- **EXERCISE DESCRIPTION**
The records underneath are to be repeated exactly, with the pictures left out.

:::::

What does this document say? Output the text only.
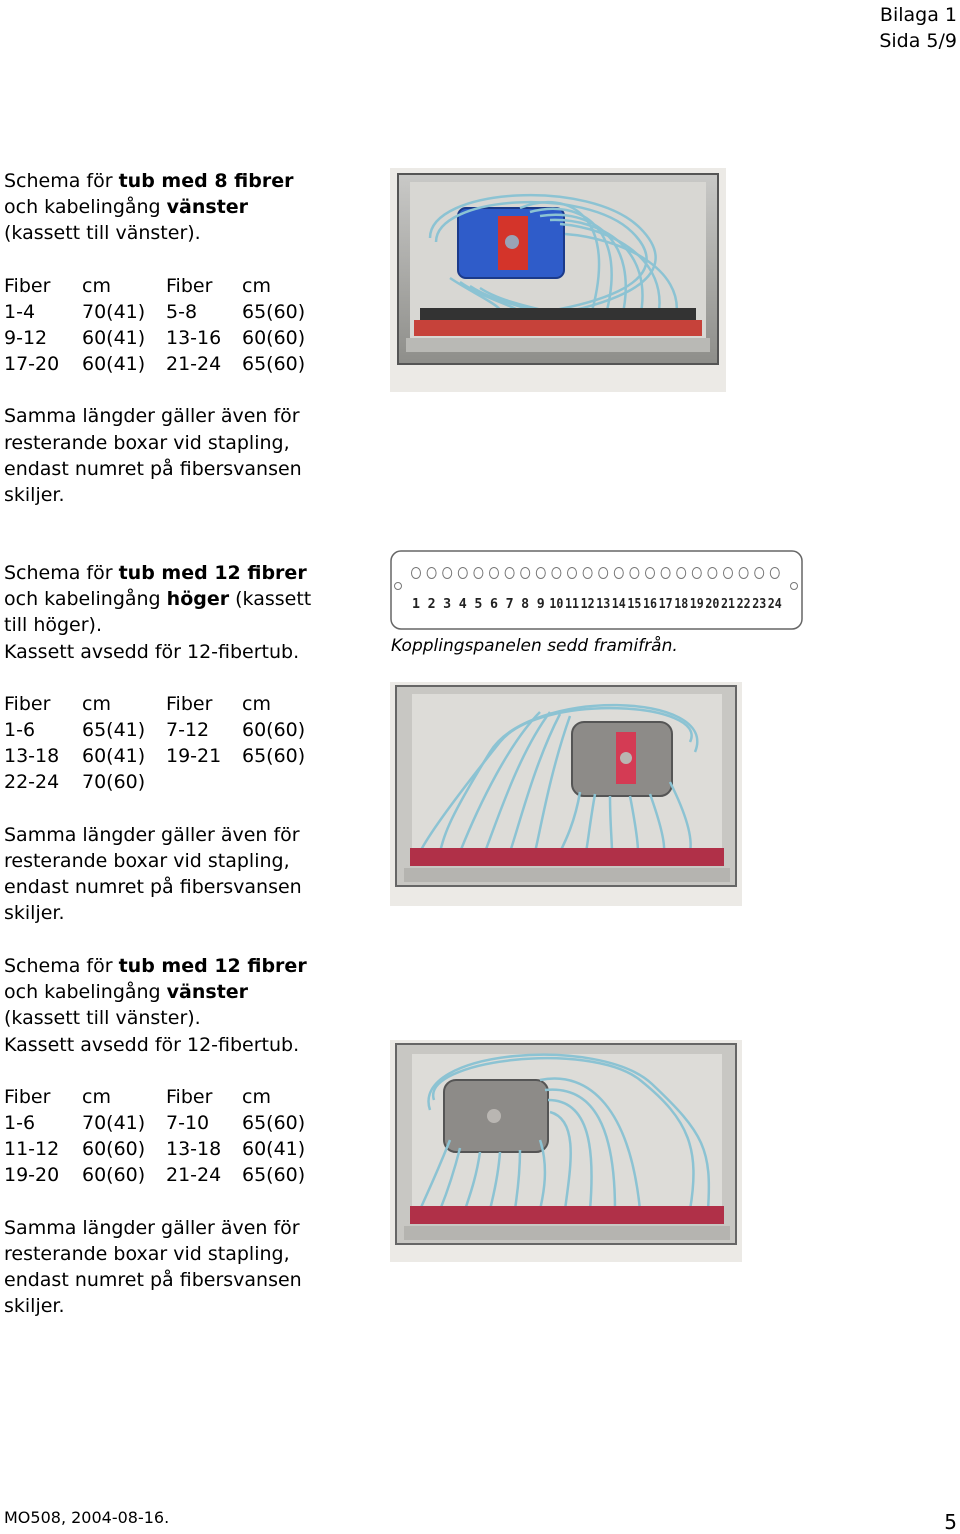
Bilaga 1
Sida 5/9

Schema för tub med 8 fibrer
och kabelingång vänster
(kassett till vänster).

Fiber	cm	Fiber	cm
1-4	70(41)	5-8	65(60)
9-12	60(41)	13-16	60(60)
17-20	60(41)	21-24	65(60)

Samma längder gäller även för resterande boxar vid stapling, endast numret på fibersvansen skiljer.

Schema för tub med 12 fibrer
och kabelingång höger (kassett till höger).

Kassett avsedd för 12-fibertub.

Fiber	cm	Fiber	cm
1-6	65(41)	7-12	60(60)
13-18	60(41)	19-21	65(60)
22-24	70(60)		

Samma längder gäller även för resterande boxar vid stapling, endast numret på fibersvansen skiljer.

Schema för tub med 12 fibrer
och kabelingång vänster
(kassett till vänster).

Kassett avsedd för 12-fibertub.

Fiber	cm	Fiber	cm
1-6	70(41)	7-10	65(60)
11-12	60(60)	13-18	60(41)
19-20	60(60)	21-24	65(60)

Samma längder gäller även för resterande boxar vid stapling, endast numret på fibersvansen skiljer.

1 2 3 4 5 6 7 8 9 10 11 12 13 14 15 16 17 18 19 20 21 22 23 24
Kopplingspanelen sedd framifrån.
MO508, 2004-08-16.	5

:::::

- **THE RESPONSE**
What does this document say? Output the text only.
Bilaga 1
Sida 5/9

Schema för tub med 8 fibrer
och kabelingång vänster
(kassett till vänster).

Fiber	cm	Fiber	cm
1-4	70(41)	5-8	65(60)
9-12	60(41)	13-16	60(60)
17-20	60(41)	21-24	65(60)

Samma längder gäller även för resterande boxar vid stapling, endast numret på fibersvansen skiljer.

Schema för tub med 12 fibrer
och kabelingång höger (kassett till höger).

Kassett avsedd för 12-fibertub.

Fiber	cm	Fiber	cm
1-6	65(41)	7-12	60(60)
13-18	60(41)	19-21	65(60)
22-24	70(60)		

Samma längder gäller även för resterande boxar vid stapling, endast numret på fibersvansen skiljer.

Schema för tub med 12 fibrer
och kabelingång vänster
(kassett till vänster).

Kassett avsedd för 12-fibertub.

Fiber	cm	Fiber	cm
1-6	70(41)	7-10	65(60)
11-12	60(60)	13-18	60(41)
19-20	60(60)	21-24	65(60)

Samma längder gäller även för resterande boxar vid stapling, endast numret på fibersvansen skiljer.

1 2 3 4 5 6 7 8 9 10 11 12 13 14 15 16 17 18 19 20 21 22 23 24
Kopplingspanelen sedd framifrån.
MO508, 2004-08-16.	5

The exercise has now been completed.